Records from a collection:
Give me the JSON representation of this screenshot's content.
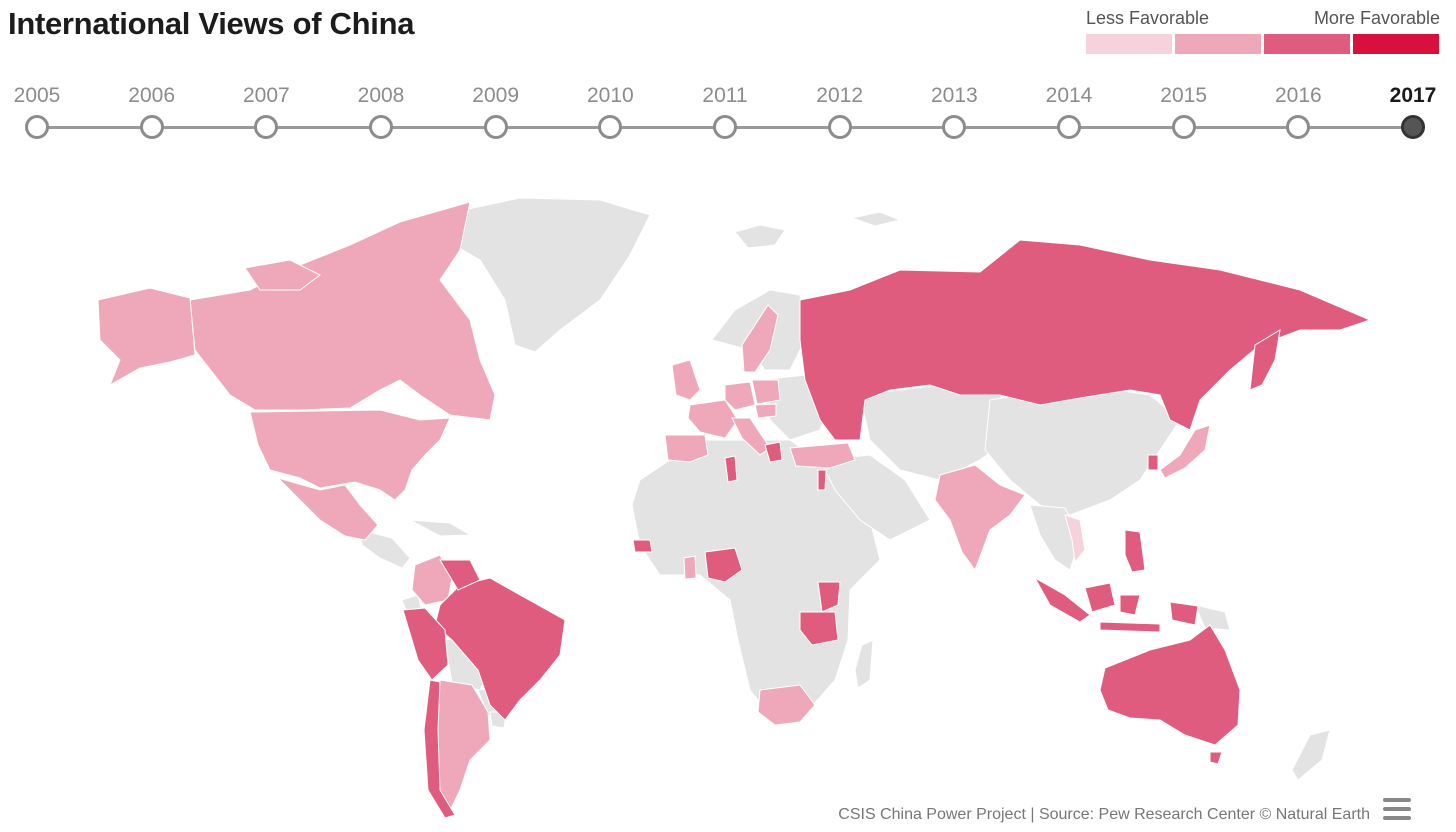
{
  "title": "International Views of China",
  "legend": {
    "less_label": "Less Favorable",
    "more_label": "More Favorable",
    "colors": [
      "#f6d3dc",
      "#eea8b9",
      "#e05c7f",
      "#d7103e"
    ]
  },
  "timeline": {
    "years": [
      "2005",
      "2006",
      "2007",
      "2008",
      "2009",
      "2010",
      "2011",
      "2012",
      "2013",
      "2014",
      "2015",
      "2016",
      "2017"
    ],
    "selected": "2017"
  },
  "map": {
    "no_data_color": "#e3e3e3",
    "countries": {
      "less_favorable": [
        "Canada",
        "United States",
        "Mexico",
        "Colombia",
        "Argentina",
        "United Kingdom",
        "France",
        "Spain",
        "Germany",
        "Poland",
        "Italy",
        "Sweden",
        "Hungary",
        "Turkey",
        "India",
        "South Africa",
        "Japan",
        "Vietnam",
        "Ghana"
      ],
      "more_favorable": [
        "Russia",
        "Brazil",
        "Peru",
        "Venezuela",
        "Chile",
        "Greece",
        "Tunisia",
        "Lebanon",
        "Senegal",
        "Nigeria",
        "Kenya",
        "Tanzania",
        "Indonesia",
        "Philippines",
        "South Korea",
        "Australia"
      ]
    }
  },
  "footer": {
    "credit": "CSIS China Power Project | Source: Pew Research Center © Natural Earth"
  },
  "icons": {
    "menu": "hamburger-menu-icon"
  }
}
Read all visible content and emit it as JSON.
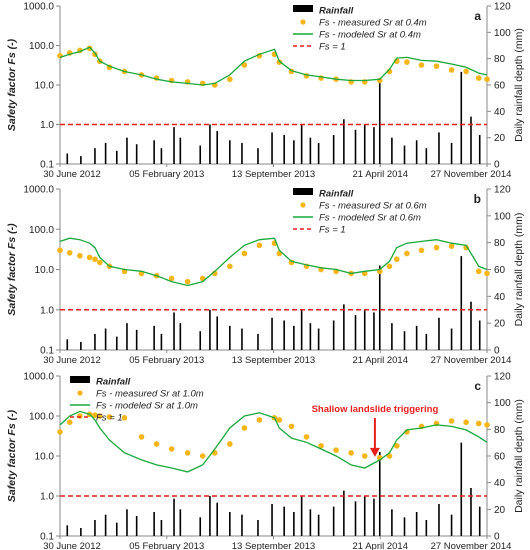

> **GOAL**
Where a line above includes "content", copy that line.

> **TASK SOLUTION**
Give me the JSON representation of this screenshot's content.
Read all visible content and emit it as JSON.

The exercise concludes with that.